* _What the task asks_
Restate all of the entries exactly, dropping any pictures they hold.

* _Information given_
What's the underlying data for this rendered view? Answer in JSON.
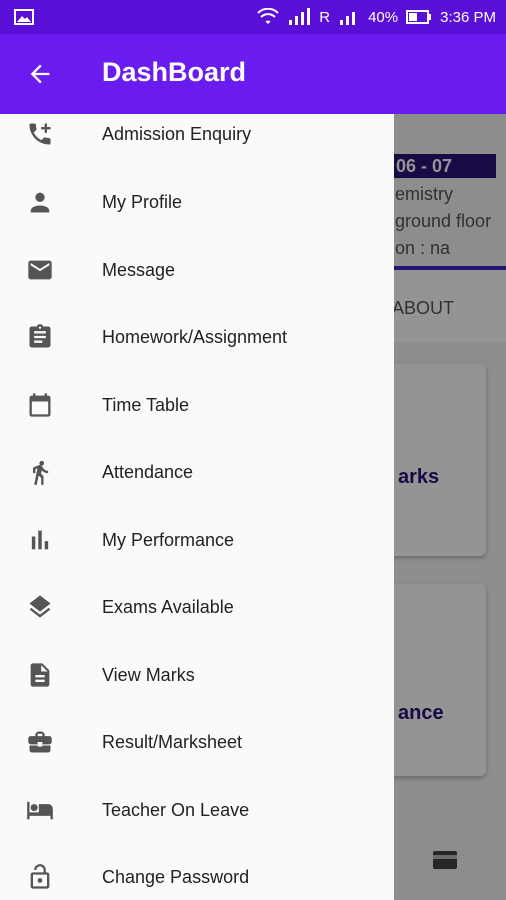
{
  "status_bar": {
    "carrier": "R",
    "battery": "40%",
    "time": "3:36 PM"
  },
  "app_bar": {
    "title": "DashBoard",
    "back_icon": "arrow-left-icon"
  },
  "background": {
    "date_badge": "06 - 07",
    "line1": "emistry",
    "line2": "ground floor",
    "line3": "on : na",
    "tab_about": "ABOUT",
    "card1_label": "arks",
    "card2_label": "ance"
  },
  "drawer": {
    "items": [
      {
        "label": "Admission Enquiry",
        "icon": "phone-add-icon"
      },
      {
        "label": "My Profile",
        "icon": "person-icon"
      },
      {
        "label": "Message",
        "icon": "mail-icon"
      },
      {
        "label": "Homework/Assignment",
        "icon": "clipboard-icon"
      },
      {
        "label": "Time Table",
        "icon": "calendar-icon"
      },
      {
        "label": "Attendance",
        "icon": "walk-icon"
      },
      {
        "label": "My Performance",
        "icon": "bar-chart-icon"
      },
      {
        "label": "Exams Available",
        "icon": "layers-icon"
      },
      {
        "label": "View Marks",
        "icon": "document-icon"
      },
      {
        "label": "Result/Marksheet",
        "icon": "briefcase-icon"
      },
      {
        "label": "Teacher On Leave",
        "icon": "bed-icon"
      },
      {
        "label": "Change Password",
        "icon": "lock-open-icon"
      }
    ]
  }
}
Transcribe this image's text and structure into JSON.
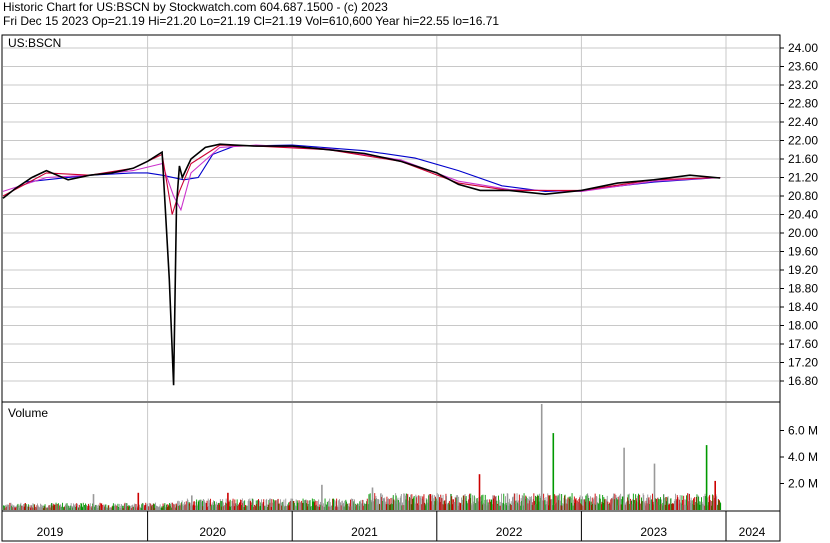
{
  "header": {
    "line1": "Historic Chart for US:BSCN by Stockwatch.com 604.687.1500 - (c) 2023",
    "line2": "Fri Dec 15 2023   Op=21.19   Hi=21.20   Lo=21.19   Cl=21.19   Vol=610,600   Year hi=22.55   lo=16.71"
  },
  "chart_data": [
    {
      "type": "line",
      "title": "US:BSCN",
      "ylabel": "",
      "ylim": [
        16.4,
        24.2
      ],
      "yticks": [
        "24.00",
        "23.60",
        "23.20",
        "22.80",
        "22.40",
        "22.00",
        "21.60",
        "21.20",
        "20.80",
        "20.40",
        "20.00",
        "19.60",
        "19.20",
        "18.80",
        "18.40",
        "18.00",
        "17.60",
        "17.20",
        "16.80"
      ],
      "grid": true,
      "colors": {
        "price": "#000000",
        "ma_short": "#cc0033",
        "ma_mid": "#cc33cc",
        "ma_long": "#0000cc"
      },
      "series": [
        {
          "key": "price",
          "x": [
            2019.0,
            2019.08,
            2019.2,
            2019.3,
            2019.45,
            2019.6,
            2019.75,
            2019.9,
            2020.0,
            2020.1,
            2020.15,
            2020.18,
            2020.2,
            2020.22,
            2020.24,
            2020.3,
            2020.4,
            2020.5,
            2020.6,
            2020.75,
            2021.0,
            2021.25,
            2021.5,
            2021.75,
            2022.0,
            2022.15,
            2022.3,
            2022.5,
            2022.75,
            2023.0,
            2023.25,
            2023.5,
            2023.75,
            2023.96
          ],
          "y": [
            20.75,
            20.95,
            21.2,
            21.35,
            21.15,
            21.25,
            21.3,
            21.4,
            21.55,
            21.75,
            19.0,
            16.71,
            20.6,
            21.45,
            21.2,
            21.6,
            21.85,
            21.92,
            21.9,
            21.88,
            21.88,
            21.8,
            21.72,
            21.55,
            21.3,
            21.05,
            20.92,
            20.92,
            20.84,
            20.92,
            21.08,
            21.15,
            21.25,
            21.19
          ]
        },
        {
          "key": "ma_short",
          "x": [
            2019.0,
            2019.3,
            2019.6,
            2019.9,
            2020.1,
            2020.17,
            2020.22,
            2020.3,
            2020.5,
            2020.75,
            2021.25,
            2021.75,
            2022.15,
            2022.5,
            2023.0,
            2023.5,
            2023.96
          ],
          "y": [
            20.8,
            21.3,
            21.25,
            21.4,
            21.7,
            20.4,
            20.9,
            21.5,
            21.9,
            21.88,
            21.8,
            21.55,
            21.08,
            20.92,
            20.92,
            21.15,
            21.2
          ]
        },
        {
          "key": "ma_mid",
          "x": [
            2019.0,
            2019.3,
            2019.6,
            2019.9,
            2020.1,
            2020.18,
            2020.23,
            2020.3,
            2020.5,
            2020.75,
            2021.25,
            2021.75,
            2022.15,
            2022.5,
            2023.0,
            2023.5,
            2023.96
          ],
          "y": [
            20.9,
            21.2,
            21.25,
            21.35,
            21.5,
            20.8,
            20.5,
            21.3,
            21.85,
            21.9,
            21.82,
            21.58,
            21.12,
            20.94,
            20.9,
            21.12,
            21.2
          ]
        },
        {
          "key": "ma_long",
          "x": [
            2019.15,
            2019.6,
            2019.9,
            2020.0,
            2020.1,
            2020.25,
            2020.35,
            2020.45,
            2020.6,
            2021.0,
            2021.5,
            2021.85,
            2022.15,
            2022.45,
            2022.75,
            2023.0,
            2023.5,
            2023.96
          ],
          "y": [
            21.1,
            21.25,
            21.3,
            21.3,
            21.25,
            21.15,
            21.2,
            21.7,
            21.88,
            21.9,
            21.78,
            21.62,
            21.35,
            21.02,
            20.9,
            20.92,
            21.1,
            21.2
          ]
        }
      ]
    },
    {
      "type": "bar",
      "title": "Volume",
      "ylim": [
        0,
        8.0
      ],
      "yticks": [
        "6.0 M",
        "4.0 M",
        "2.0 M"
      ],
      "unit": "M",
      "colors": {
        "up": "#009900",
        "down": "#cc0000",
        "flat": "#999999"
      },
      "spikes": [
        {
          "x": 2019.62,
          "v": 1.2,
          "c": "flat"
        },
        {
          "x": 2019.93,
          "v": 1.3,
          "c": "down"
        },
        {
          "x": 2020.3,
          "v": 1.1,
          "c": "flat"
        },
        {
          "x": 2020.55,
          "v": 1.3,
          "c": "down"
        },
        {
          "x": 2021.2,
          "v": 1.9,
          "c": "flat"
        },
        {
          "x": 2021.55,
          "v": 1.7,
          "c": "flat"
        },
        {
          "x": 2021.95,
          "v": 1.2,
          "c": "down"
        },
        {
          "x": 2022.29,
          "v": 2.7,
          "c": "down"
        },
        {
          "x": 2022.72,
          "v": 8.0,
          "c": "flat"
        },
        {
          "x": 2022.8,
          "v": 5.8,
          "c": "up"
        },
        {
          "x": 2023.29,
          "v": 4.7,
          "c": "flat"
        },
        {
          "x": 2023.5,
          "v": 3.5,
          "c": "flat"
        },
        {
          "x": 2023.86,
          "v": 4.9,
          "c": "up"
        },
        {
          "x": 2023.92,
          "v": 2.2,
          "c": "down"
        }
      ]
    }
  ],
  "xaxis": {
    "labels": [
      "2019",
      "2020",
      "2021",
      "2022",
      "2023",
      "2024"
    ]
  },
  "price_label": "US:BSCN",
  "volume_label": "Volume"
}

* _Answer in full_
What's the underlying data for this rendered view? Answer in JSON.
{
  "status_bar": {
    "carrier": "R",
    "battery": "40%",
    "time": "3:36 PM"
  },
  "app_bar": {
    "title": "DashBoard",
    "back_icon": "arrow-left-icon"
  },
  "background": {
    "date_badge": "06 - 07",
    "line1": "emistry",
    "line2": "ground floor",
    "line3": "on : na",
    "tab_about": "ABOUT",
    "card1_label": "arks",
    "card2_label": "ance"
  },
  "drawer": {
    "items": [
      {
        "label": "Admission Enquiry",
        "icon": "phone-add-icon"
      },
      {
        "label": "My Profile",
        "icon": "person-icon"
      },
      {
        "label": "Message",
        "icon": "mail-icon"
      },
      {
        "label": "Homework/Assignment",
        "icon": "clipboard-icon"
      },
      {
        "label": "Time Table",
        "icon": "calendar-icon"
      },
      {
        "label": "Attendance",
        "icon": "walk-icon"
      },
      {
        "label": "My Performance",
        "icon": "bar-chart-icon"
      },
      {
        "label": "Exams Available",
        "icon": "layers-icon"
      },
      {
        "label": "View Marks",
        "icon": "document-icon"
      },
      {
        "label": "Result/Marksheet",
        "icon": "briefcase-icon"
      },
      {
        "label": "Teacher On Leave",
        "icon": "bed-icon"
      },
      {
        "label": "Change Password",
        "icon": "lock-open-icon"
      }
    ]
  }
}
Transcribe this image's text and structure into JSON.
{
  "header": {
    "line1": "Historic Chart for US:BSCN by Stockwatch.com 604.687.1500 - (c) 2023",
    "line2": "Fri Dec 15 2023   Op=21.19   Hi=21.20   Lo=21.19   Cl=21.19   Vol=610,600   Year hi=22.55   lo=16.71"
  },
  "chart_data": [
    {
      "type": "line",
      "title": "US:BSCN",
      "ylabel": "",
      "ylim": [
        16.4,
        24.2
      ],
      "yticks": [
        "24.00",
        "23.60",
        "23.20",
        "22.80",
        "22.40",
        "22.00",
        "21.60",
        "21.20",
        "20.80",
        "20.40",
        "20.00",
        "19.60",
        "19.20",
        "18.80",
        "18.40",
        "18.00",
        "17.60",
        "17.20",
        "16.80"
      ],
      "grid": true,
      "colors": {
        "price": "#000000",
        "ma_short": "#cc0033",
        "ma_mid": "#cc33cc",
        "ma_long": "#0000cc"
      },
      "series": [
        {
          "key": "price",
          "x": [
            2019.0,
            2019.08,
            2019.2,
            2019.3,
            2019.45,
            2019.6,
            2019.75,
            2019.9,
            2020.0,
            2020.1,
            2020.15,
            2020.18,
            2020.2,
            2020.22,
            2020.24,
            2020.3,
            2020.4,
            2020.5,
            2020.6,
            2020.75,
            2021.0,
            2021.25,
            2021.5,
            2021.75,
            2022.0,
            2022.15,
            2022.3,
            2022.5,
            2022.75,
            2023.0,
            2023.25,
            2023.5,
            2023.75,
            2023.96
          ],
          "y": [
            20.75,
            20.95,
            21.2,
            21.35,
            21.15,
            21.25,
            21.3,
            21.4,
            21.55,
            21.75,
            19.0,
            16.71,
            20.6,
            21.45,
            21.2,
            21.6,
            21.85,
            21.92,
            21.9,
            21.88,
            21.88,
            21.8,
            21.72,
            21.55,
            21.3,
            21.05,
            20.92,
            20.92,
            20.84,
            20.92,
            21.08,
            21.15,
            21.25,
            21.19
          ]
        },
        {
          "key": "ma_short",
          "x": [
            2019.0,
            2019.3,
            2019.6,
            2019.9,
            2020.1,
            2020.17,
            2020.22,
            2020.3,
            2020.5,
            2020.75,
            2021.25,
            2021.75,
            2022.15,
            2022.5,
            2023.0,
            2023.5,
            2023.96
          ],
          "y": [
            20.8,
            21.3,
            21.25,
            21.4,
            21.7,
            20.4,
            20.9,
            21.5,
            21.9,
            21.88,
            21.8,
            21.55,
            21.08,
            20.92,
            20.92,
            21.15,
            21.2
          ]
        },
        {
          "key": "ma_mid",
          "x": [
            2019.0,
            2019.3,
            2019.6,
            2019.9,
            2020.1,
            2020.18,
            2020.23,
            2020.3,
            2020.5,
            2020.75,
            2021.25,
            2021.75,
            2022.15,
            2022.5,
            2023.0,
            2023.5,
            2023.96
          ],
          "y": [
            20.9,
            21.2,
            21.25,
            21.35,
            21.5,
            20.8,
            20.5,
            21.3,
            21.85,
            21.9,
            21.82,
            21.58,
            21.12,
            20.94,
            20.9,
            21.12,
            21.2
          ]
        },
        {
          "key": "ma_long",
          "x": [
            2019.15,
            2019.6,
            2019.9,
            2020.0,
            2020.1,
            2020.25,
            2020.35,
            2020.45,
            2020.6,
            2021.0,
            2021.5,
            2021.85,
            2022.15,
            2022.45,
            2022.75,
            2023.0,
            2023.5,
            2023.96
          ],
          "y": [
            21.1,
            21.25,
            21.3,
            21.3,
            21.25,
            21.15,
            21.2,
            21.7,
            21.88,
            21.9,
            21.78,
            21.62,
            21.35,
            21.02,
            20.9,
            20.92,
            21.1,
            21.2
          ]
        }
      ]
    },
    {
      "type": "bar",
      "title": "Volume",
      "ylim": [
        0,
        8.0
      ],
      "yticks": [
        "6.0 M",
        "4.0 M",
        "2.0 M"
      ],
      "unit": "M",
      "colors": {
        "up": "#009900",
        "down": "#cc0000",
        "flat": "#999999"
      },
      "spikes": [
        {
          "x": 2019.62,
          "v": 1.2,
          "c": "flat"
        },
        {
          "x": 2019.93,
          "v": 1.3,
          "c": "down"
        },
        {
          "x": 2020.3,
          "v": 1.1,
          "c": "flat"
        },
        {
          "x": 2020.55,
          "v": 1.3,
          "c": "down"
        },
        {
          "x": 2021.2,
          "v": 1.9,
          "c": "flat"
        },
        {
          "x": 2021.55,
          "v": 1.7,
          "c": "flat"
        },
        {
          "x": 2021.95,
          "v": 1.2,
          "c": "down"
        },
        {
          "x": 2022.29,
          "v": 2.7,
          "c": "down"
        },
        {
          "x": 2022.72,
          "v": 8.0,
          "c": "flat"
        },
        {
          "x": 2022.8,
          "v": 5.8,
          "c": "up"
        },
        {
          "x": 2023.29,
          "v": 4.7,
          "c": "flat"
        },
        {
          "x": 2023.5,
          "v": 3.5,
          "c": "flat"
        },
        {
          "x": 2023.86,
          "v": 4.9,
          "c": "up"
        },
        {
          "x": 2023.92,
          "v": 2.2,
          "c": "down"
        }
      ]
    }
  ],
  "xaxis": {
    "labels": [
      "2019",
      "2020",
      "2021",
      "2022",
      "2023",
      "2024"
    ]
  },
  "price_label": "US:BSCN",
  "volume_label": "Volume"
}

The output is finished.